═════ Records
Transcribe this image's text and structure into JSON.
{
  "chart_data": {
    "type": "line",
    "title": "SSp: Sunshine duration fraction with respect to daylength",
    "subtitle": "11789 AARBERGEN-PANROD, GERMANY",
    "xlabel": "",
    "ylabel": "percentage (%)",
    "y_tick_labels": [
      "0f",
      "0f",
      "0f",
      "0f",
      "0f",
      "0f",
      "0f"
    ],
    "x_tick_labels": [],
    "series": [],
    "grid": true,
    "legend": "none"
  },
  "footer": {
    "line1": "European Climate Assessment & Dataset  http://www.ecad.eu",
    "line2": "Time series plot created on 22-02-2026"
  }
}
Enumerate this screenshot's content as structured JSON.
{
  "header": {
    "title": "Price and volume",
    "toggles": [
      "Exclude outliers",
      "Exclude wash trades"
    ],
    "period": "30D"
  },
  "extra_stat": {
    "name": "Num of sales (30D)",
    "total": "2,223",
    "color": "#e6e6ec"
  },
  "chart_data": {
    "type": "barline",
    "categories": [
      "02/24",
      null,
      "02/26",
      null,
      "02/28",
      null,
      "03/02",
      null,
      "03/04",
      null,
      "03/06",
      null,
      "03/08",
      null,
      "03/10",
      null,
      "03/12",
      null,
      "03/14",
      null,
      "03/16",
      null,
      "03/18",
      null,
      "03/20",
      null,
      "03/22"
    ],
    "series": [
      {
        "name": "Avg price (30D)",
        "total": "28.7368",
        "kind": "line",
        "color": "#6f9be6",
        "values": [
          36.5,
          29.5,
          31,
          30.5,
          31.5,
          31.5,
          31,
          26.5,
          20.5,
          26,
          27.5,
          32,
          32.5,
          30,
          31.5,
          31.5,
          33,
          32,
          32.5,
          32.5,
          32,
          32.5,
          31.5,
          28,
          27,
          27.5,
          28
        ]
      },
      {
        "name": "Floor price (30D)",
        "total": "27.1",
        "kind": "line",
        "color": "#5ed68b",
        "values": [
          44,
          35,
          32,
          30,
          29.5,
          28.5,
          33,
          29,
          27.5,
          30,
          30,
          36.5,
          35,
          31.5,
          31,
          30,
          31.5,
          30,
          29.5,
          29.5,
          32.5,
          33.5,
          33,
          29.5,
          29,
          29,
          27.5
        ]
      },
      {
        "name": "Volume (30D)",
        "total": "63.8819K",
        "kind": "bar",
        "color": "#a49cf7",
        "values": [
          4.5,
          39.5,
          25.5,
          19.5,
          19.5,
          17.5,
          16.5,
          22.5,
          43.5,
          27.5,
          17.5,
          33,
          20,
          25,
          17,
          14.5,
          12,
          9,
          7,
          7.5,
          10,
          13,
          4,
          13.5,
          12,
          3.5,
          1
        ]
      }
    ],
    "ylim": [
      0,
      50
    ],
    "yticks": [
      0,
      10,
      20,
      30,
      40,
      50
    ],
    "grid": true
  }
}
══════════
Task directions:
Look through the records and gather every line containing "name".

Task response:
    "name": "Num of sales (30D)",
        "name": "Avg price (30D)",
        "name": "Floor price (30D)",
        "name": "Volume (30D)",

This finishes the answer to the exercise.